Photo Credits: TESSA KOGA / AGGIE
California expands COVID-19 testing to reduce higher deaths, especially among underserved communities
Yolo County now includes state testing for COVID-19 as of May 5, according to a press release. The decision to open new testing sites came after Gov. Gavin Newsom made an announcement regarding making “more than 80 community testing sites across the state focused on underserved communities.”
Community testing is available from 7 a.m. to 7 p.m. Tuesday through Saturday. One testing site, in Woodland, will be operational May 5 to May 30 and the second site, in West Sacramento, will be operational June 2 to June 20.
Jenny Tan, the public information officer at Yolo County’s Public Information Office, discussed the impact that the testing has had so far in Yolo County.
“Last week was the first week that COVID-19 testing was available through the state (OptumServe) and more than 500 people were tested; averaging about 100 people a day,” Tan said via email.
No test results, however, have been received yet, as of May 11, Tan said.
“There may be a delay as the amount of testing ramped up considerably in California last week,” Tan said via email.
According to the press release from Yolo County, testing can only be booked through an appointment by calling the number stated on the press release or through an online application.
Up to 135 people are able to get tested daily by OptumServe, and the results of the tests will be available within 48 to 72 hours, according to the press release.
The testing is not antibody testing, it only tests whether an individual has COVID-19.
“This is not drive-thru so people will need to park and then walk to the building (at the Yolo County Fairgrounds in Woodland),” Tan said via email. “People will also need to wear a face covering.”
Those who have medical insurance will have the cost of the test billed to their medical insurance company, and those without medical insurance will have to pay for the test.
The 80 testing sites — such as the one in Yolo County — were “provided by the State of California Testing Task Force in conjunction with OptumServe,” according to the press release. To decide where these testing sites would be located, the State of California examined urban and rural areas in which residents would have to travel between half an hour to one hour in order to reach a hospital or an existing COVID-19 testing sites.
____
• [THE PROBLEM]:
Resume the article on COVID-19 testing in Yolo County, picking up right after its last sentence. The listing plays no part in this.

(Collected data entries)
____
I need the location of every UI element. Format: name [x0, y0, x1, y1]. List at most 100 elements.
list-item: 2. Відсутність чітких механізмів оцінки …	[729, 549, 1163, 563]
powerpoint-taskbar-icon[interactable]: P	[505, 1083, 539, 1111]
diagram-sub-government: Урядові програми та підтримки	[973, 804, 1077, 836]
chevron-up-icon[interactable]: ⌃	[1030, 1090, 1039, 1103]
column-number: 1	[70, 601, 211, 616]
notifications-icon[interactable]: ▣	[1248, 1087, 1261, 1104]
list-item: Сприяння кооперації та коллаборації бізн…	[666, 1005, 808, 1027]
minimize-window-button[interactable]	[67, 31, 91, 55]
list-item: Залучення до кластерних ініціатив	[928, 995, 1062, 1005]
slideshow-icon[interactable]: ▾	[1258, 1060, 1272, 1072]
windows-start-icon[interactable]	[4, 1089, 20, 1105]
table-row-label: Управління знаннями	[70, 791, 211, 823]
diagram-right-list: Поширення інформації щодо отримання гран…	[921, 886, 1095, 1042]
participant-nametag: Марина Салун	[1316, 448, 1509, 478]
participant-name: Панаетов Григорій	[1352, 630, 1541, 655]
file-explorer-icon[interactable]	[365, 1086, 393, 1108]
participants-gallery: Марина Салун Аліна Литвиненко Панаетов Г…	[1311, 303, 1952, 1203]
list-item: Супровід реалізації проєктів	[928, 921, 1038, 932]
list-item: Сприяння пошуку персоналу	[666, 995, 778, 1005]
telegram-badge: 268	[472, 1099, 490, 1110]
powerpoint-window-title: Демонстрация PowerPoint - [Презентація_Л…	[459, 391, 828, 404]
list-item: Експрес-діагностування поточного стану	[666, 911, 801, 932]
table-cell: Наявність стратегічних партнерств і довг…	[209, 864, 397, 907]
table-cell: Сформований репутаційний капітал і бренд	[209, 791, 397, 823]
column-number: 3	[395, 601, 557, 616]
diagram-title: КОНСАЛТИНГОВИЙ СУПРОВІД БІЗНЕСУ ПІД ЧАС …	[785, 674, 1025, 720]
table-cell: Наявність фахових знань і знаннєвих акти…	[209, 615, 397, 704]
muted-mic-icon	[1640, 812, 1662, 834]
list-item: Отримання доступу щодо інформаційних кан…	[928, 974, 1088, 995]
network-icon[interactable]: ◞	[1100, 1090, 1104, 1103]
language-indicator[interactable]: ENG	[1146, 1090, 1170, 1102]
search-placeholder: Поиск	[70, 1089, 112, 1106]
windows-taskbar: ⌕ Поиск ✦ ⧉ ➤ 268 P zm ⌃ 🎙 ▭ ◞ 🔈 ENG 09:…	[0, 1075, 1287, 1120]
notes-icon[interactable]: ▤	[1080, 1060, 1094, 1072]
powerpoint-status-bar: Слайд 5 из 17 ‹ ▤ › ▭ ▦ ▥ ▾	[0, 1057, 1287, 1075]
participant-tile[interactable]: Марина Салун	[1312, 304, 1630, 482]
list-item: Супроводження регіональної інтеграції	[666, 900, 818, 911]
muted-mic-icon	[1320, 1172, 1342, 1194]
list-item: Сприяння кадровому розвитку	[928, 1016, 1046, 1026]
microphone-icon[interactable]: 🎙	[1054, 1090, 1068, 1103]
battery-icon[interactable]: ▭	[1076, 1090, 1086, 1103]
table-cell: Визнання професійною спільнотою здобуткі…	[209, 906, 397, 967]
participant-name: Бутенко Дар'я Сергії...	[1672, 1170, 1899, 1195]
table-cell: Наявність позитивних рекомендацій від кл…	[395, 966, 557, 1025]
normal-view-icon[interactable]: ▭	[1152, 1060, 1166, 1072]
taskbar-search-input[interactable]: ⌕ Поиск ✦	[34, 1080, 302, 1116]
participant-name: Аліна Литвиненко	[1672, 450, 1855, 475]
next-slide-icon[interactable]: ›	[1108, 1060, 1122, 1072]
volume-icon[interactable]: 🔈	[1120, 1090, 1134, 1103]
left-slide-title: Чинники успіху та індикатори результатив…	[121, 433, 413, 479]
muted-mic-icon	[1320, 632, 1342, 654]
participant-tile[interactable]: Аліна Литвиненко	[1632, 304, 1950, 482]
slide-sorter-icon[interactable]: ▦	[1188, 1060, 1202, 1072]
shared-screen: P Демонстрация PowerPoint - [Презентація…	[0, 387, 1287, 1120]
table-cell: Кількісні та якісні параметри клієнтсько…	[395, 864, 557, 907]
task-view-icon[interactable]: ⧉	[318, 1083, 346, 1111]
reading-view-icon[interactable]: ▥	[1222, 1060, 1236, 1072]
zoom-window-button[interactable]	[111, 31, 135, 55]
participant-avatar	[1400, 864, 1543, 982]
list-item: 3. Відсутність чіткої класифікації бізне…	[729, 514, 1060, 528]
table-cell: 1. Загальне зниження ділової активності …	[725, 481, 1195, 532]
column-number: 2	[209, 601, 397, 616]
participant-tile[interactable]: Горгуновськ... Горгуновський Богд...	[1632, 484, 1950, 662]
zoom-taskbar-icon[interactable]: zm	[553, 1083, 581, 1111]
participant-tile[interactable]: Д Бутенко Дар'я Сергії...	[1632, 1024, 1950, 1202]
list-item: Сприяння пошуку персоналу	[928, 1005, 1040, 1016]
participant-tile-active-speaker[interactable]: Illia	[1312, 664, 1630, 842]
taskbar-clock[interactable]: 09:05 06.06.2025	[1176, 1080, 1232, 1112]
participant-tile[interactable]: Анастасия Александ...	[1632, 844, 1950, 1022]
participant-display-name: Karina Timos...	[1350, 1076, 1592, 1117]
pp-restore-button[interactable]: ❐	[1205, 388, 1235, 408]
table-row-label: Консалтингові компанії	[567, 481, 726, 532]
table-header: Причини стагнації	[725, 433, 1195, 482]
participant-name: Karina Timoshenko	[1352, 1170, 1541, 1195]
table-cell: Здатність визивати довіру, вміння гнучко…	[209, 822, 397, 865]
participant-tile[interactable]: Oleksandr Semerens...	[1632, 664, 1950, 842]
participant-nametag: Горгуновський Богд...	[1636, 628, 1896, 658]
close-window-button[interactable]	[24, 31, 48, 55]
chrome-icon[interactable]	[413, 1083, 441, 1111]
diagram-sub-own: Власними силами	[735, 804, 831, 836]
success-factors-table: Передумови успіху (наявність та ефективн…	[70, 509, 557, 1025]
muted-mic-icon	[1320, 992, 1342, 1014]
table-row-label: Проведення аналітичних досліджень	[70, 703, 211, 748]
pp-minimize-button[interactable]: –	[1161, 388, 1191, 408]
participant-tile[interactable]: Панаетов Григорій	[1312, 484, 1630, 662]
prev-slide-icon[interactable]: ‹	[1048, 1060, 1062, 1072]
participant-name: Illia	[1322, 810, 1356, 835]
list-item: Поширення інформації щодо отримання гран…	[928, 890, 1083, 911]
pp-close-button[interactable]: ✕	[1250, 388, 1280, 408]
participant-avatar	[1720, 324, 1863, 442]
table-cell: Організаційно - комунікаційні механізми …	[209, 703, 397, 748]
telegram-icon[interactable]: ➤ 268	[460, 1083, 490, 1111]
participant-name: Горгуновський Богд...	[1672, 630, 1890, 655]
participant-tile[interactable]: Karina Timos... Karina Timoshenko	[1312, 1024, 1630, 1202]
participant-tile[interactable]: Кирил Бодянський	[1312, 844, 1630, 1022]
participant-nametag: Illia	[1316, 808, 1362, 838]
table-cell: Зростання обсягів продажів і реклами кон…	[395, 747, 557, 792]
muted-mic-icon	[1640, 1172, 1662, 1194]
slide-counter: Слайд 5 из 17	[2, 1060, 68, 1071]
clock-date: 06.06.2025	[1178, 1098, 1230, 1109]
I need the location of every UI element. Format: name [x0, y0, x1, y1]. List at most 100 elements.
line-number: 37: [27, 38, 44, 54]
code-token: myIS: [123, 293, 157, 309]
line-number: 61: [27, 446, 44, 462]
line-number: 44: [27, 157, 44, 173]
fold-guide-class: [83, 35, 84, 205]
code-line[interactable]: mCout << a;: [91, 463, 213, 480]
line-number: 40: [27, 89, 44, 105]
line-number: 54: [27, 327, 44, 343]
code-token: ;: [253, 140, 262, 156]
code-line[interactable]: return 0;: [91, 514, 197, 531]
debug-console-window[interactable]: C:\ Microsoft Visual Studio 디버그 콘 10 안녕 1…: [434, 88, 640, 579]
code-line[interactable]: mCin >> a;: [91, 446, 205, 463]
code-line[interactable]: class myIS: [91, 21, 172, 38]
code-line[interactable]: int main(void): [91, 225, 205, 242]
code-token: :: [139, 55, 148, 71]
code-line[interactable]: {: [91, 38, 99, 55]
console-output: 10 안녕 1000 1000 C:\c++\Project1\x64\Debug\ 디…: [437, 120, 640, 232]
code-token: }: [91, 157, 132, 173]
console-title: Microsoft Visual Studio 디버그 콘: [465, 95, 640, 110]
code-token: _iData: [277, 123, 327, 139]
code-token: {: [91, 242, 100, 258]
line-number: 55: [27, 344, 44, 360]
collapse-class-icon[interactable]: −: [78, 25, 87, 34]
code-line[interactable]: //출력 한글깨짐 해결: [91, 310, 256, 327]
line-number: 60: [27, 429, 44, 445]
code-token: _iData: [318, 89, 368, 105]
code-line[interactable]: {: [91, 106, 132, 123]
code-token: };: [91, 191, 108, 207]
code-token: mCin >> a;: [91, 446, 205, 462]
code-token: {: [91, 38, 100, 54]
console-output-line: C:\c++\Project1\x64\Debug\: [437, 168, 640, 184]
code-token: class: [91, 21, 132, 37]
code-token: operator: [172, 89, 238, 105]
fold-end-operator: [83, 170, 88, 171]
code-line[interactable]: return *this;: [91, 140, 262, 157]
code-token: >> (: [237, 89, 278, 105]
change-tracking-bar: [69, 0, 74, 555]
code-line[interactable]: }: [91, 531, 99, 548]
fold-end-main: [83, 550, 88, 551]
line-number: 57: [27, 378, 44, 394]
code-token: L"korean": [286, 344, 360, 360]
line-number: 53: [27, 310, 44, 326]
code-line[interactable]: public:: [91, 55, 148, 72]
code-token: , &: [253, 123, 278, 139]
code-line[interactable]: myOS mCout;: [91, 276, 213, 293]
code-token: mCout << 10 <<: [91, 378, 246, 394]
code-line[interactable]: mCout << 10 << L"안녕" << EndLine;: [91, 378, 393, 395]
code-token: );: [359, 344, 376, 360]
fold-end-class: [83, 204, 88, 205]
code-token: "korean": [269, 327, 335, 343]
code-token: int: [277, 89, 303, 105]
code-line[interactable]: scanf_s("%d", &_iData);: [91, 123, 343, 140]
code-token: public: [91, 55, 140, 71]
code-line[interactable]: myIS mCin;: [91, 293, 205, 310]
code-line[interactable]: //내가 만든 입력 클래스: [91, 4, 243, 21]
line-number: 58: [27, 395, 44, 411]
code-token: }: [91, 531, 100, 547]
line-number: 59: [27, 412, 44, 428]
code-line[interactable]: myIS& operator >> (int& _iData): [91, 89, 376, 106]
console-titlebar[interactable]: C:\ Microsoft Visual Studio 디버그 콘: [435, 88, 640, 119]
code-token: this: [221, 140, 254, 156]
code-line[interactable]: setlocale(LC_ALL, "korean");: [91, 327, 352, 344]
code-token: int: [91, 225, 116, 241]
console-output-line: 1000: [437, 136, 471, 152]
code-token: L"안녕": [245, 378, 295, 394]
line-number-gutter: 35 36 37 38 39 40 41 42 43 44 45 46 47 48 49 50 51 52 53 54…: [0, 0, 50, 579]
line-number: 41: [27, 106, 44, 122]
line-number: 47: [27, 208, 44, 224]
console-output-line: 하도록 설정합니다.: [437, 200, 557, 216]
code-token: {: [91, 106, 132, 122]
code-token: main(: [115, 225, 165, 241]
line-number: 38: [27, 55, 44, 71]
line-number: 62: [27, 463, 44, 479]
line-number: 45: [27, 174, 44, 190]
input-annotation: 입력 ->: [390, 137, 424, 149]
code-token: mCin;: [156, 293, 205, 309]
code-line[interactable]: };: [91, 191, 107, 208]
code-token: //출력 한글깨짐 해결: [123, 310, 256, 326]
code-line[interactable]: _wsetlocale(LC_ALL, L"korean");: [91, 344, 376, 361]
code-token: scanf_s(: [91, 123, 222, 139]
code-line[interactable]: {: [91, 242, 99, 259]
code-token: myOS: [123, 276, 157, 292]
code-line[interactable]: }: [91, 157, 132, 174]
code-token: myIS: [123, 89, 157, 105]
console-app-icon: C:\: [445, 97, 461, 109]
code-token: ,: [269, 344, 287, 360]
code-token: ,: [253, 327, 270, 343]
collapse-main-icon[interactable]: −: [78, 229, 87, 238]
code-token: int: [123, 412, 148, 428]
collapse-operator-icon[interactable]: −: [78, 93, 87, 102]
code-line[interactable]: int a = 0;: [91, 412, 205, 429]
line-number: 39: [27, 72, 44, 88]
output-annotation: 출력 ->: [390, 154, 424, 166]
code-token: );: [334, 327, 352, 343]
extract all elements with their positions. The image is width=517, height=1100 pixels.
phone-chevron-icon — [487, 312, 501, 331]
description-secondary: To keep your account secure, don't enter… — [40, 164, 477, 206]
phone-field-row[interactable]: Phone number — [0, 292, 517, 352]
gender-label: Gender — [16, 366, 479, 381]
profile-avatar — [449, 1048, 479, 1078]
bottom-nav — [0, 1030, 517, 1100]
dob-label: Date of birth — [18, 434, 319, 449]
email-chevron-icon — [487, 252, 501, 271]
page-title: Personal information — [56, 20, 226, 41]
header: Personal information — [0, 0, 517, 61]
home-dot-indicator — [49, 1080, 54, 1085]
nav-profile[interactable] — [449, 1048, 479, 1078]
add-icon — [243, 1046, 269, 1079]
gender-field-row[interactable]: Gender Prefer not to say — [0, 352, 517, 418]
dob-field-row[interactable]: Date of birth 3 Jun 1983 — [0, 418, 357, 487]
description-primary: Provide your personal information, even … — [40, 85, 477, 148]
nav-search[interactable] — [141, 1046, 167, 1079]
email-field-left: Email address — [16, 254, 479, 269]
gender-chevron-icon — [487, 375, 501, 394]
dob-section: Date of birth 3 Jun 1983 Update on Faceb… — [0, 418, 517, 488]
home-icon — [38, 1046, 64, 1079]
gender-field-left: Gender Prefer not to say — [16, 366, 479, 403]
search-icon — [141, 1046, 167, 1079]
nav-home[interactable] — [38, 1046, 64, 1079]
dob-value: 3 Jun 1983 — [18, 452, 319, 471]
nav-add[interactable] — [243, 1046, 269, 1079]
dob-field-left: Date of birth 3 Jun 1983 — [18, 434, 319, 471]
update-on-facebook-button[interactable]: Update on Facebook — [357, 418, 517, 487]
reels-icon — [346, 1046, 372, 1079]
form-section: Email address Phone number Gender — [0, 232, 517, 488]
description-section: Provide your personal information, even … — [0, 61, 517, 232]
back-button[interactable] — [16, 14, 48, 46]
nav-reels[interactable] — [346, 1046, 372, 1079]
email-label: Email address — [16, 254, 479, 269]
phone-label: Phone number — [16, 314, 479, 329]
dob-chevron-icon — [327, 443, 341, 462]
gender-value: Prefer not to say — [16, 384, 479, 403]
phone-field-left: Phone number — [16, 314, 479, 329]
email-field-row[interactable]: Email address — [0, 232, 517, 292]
____
• [ANSWER FOR THE TASK]:
“That information was then evaluated based on underserved populations, to address known disparities, and median income, so residents have access to testing regardless of socioeconomic status,” the press release read.
In addition to working with OptumServe to create 80 new testing sites, the state will also be “contracting with Verily […], in partnership with Community Organized Relief Effort (CORE) and with support from Rockefeller Foundation and an anonymous donor, to establish six new community testing sites focused on underserved communities such as farmworkers and communities of color,” according to an announcement from Newsom.
“We know that communities of color are disproportionately affected by COVID-19,” Newsom said. “We must ensure that we are deploying testing equitably in an effort to reduce the higher death rates we are seeing in African American and Latino communities.”
Tan also noted that to mitigate an incline in coronavirus cases, people need to continue following social distance guidelines and wearing facial coverings.
“I think as businesses start to reopen and activities resume that people need to practice social distancing and wear a face covering,” Tan said via email. “One does not substitute the other. Also remembering that you can still get other people sick if you are not showing symptoms and that it is in the best interest of everyone’s health to still stay home as much as possible.”